--- begin DATA ROWS ---

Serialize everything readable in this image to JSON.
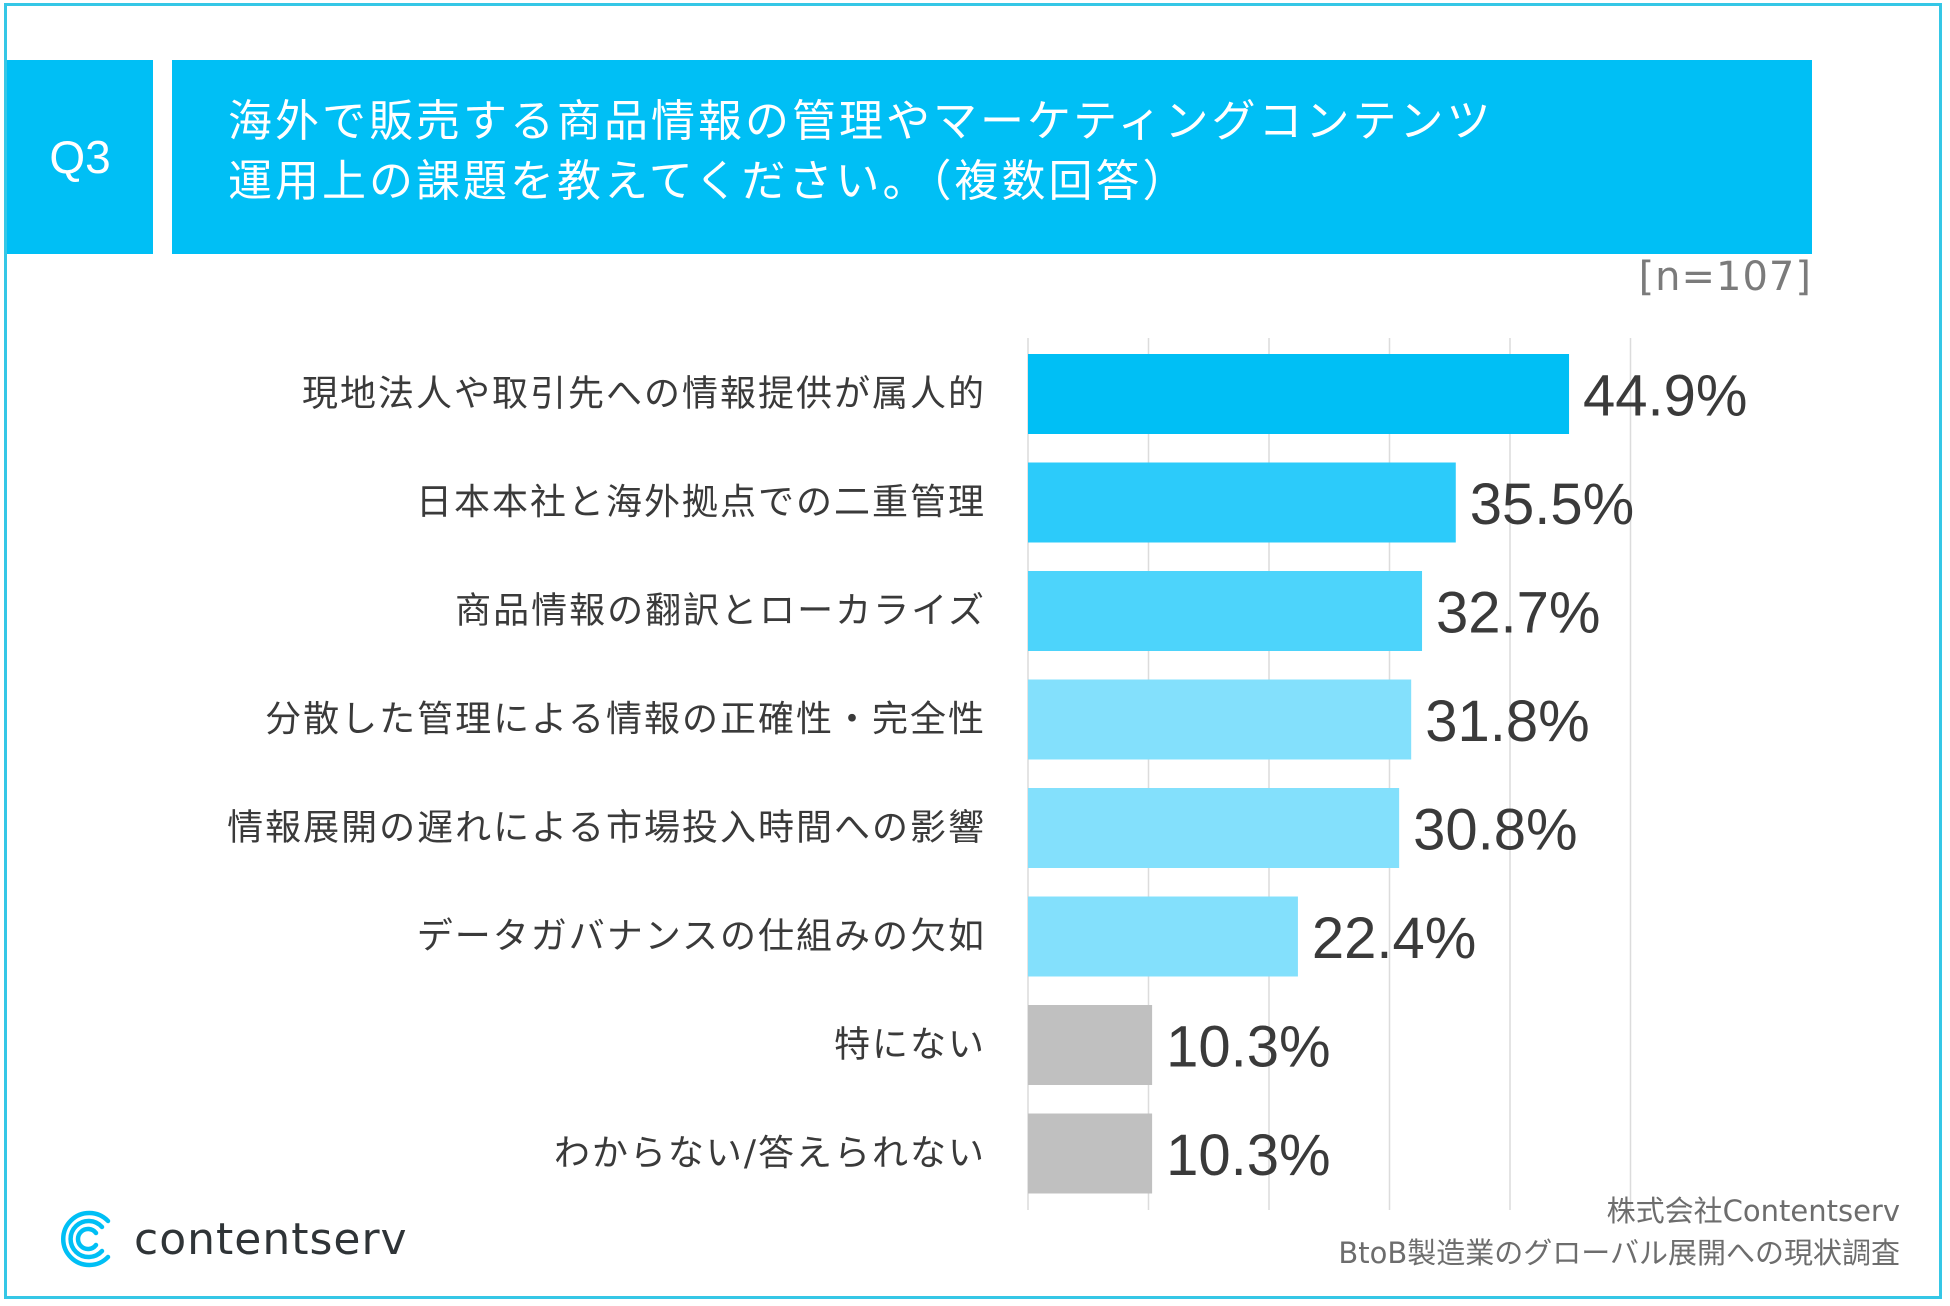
{
  "header": {
    "badge": "Q3",
    "title_line1": "海外で販売する商品情報の管理やマーケティングコンテンツ",
    "title_line2": "運用上の課題を教えてください。（複数回答）"
  },
  "sample_size": "[n=107]",
  "chart_data": {
    "type": "bar",
    "orientation": "horizontal",
    "title": "海外で販売する商品情報の管理やマーケティングコンテンツ運用上の課題を教えてください。（複数回答）",
    "categories": [
      "現地法人や取引先への情報提供が属人的",
      "日本本社と海外拠点での二重管理",
      "商品情報の翻訳とローカライズ",
      "分散した管理による情報の正確性・完全性",
      "情報展開の遅れによる市場投入時間への影響",
      "データガバナンスの仕組みの欠如",
      "特にない",
      "わからない/答えられない"
    ],
    "values": [
      44.9,
      35.5,
      32.7,
      31.8,
      30.8,
      22.4,
      10.3,
      10.3
    ],
    "value_labels": [
      "44.9%",
      "35.5%",
      "32.7%",
      "31.8%",
      "30.8%",
      "22.4%",
      "10.3%",
      "10.3%"
    ],
    "colors": [
      "#00bff5",
      "#2ccbfa",
      "#4dd4fb",
      "#83e0fc",
      "#83e0fc",
      "#83e0fc",
      "#c0c0c0",
      "#c0c0c0"
    ],
    "xlim": [
      0,
      50
    ],
    "grid": true,
    "unit": "%"
  },
  "footer": {
    "logo_text": "contentserv",
    "source_line1": "株式会社Contentserv",
    "source_line2": "BtoB製造業のグローバル展開への現状調査"
  }
}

--- end DATA ROWS ---

### SET PROBLEM
Repeat the records above exactly, leaving out any pictures they contain.

### EXERCISE OUTPUT
Serialize everything readable in this image to JSON.
{
  "header": {
    "badge": "Q3",
    "title_line1": "海外で販売する商品情報の管理やマーケティングコンテンツ",
    "title_line2": "運用上の課題を教えてください。（複数回答）"
  },
  "sample_size": "[n=107]",
  "chart_data": {
    "type": "bar",
    "orientation": "horizontal",
    "title": "海外で販売する商品情報の管理やマーケティングコンテンツ運用上の課題を教えてください。（複数回答）",
    "categories": [
      "現地法人や取引先への情報提供が属人的",
      "日本本社と海外拠点での二重管理",
      "商品情報の翻訳とローカライズ",
      "分散した管理による情報の正確性・完全性",
      "情報展開の遅れによる市場投入時間への影響",
      "データガバナンスの仕組みの欠如",
      "特にない",
      "わからない/答えられない"
    ],
    "values": [
      44.9,
      35.5,
      32.7,
      31.8,
      30.8,
      22.4,
      10.3,
      10.3
    ],
    "value_labels": [
      "44.9%",
      "35.5%",
      "32.7%",
      "31.8%",
      "30.8%",
      "22.4%",
      "10.3%",
      "10.3%"
    ],
    "colors": [
      "#00bff5",
      "#2ccbfa",
      "#4dd4fb",
      "#83e0fc",
      "#83e0fc",
      "#83e0fc",
      "#c0c0c0",
      "#c0c0c0"
    ],
    "xlim": [
      0,
      50
    ],
    "grid": true,
    "unit": "%"
  },
  "footer": {
    "logo_text": "contentserv",
    "source_line1": "株式会社Contentserv",
    "source_line2": "BtoB製造業のグローバル展開への現状調査"
  }
}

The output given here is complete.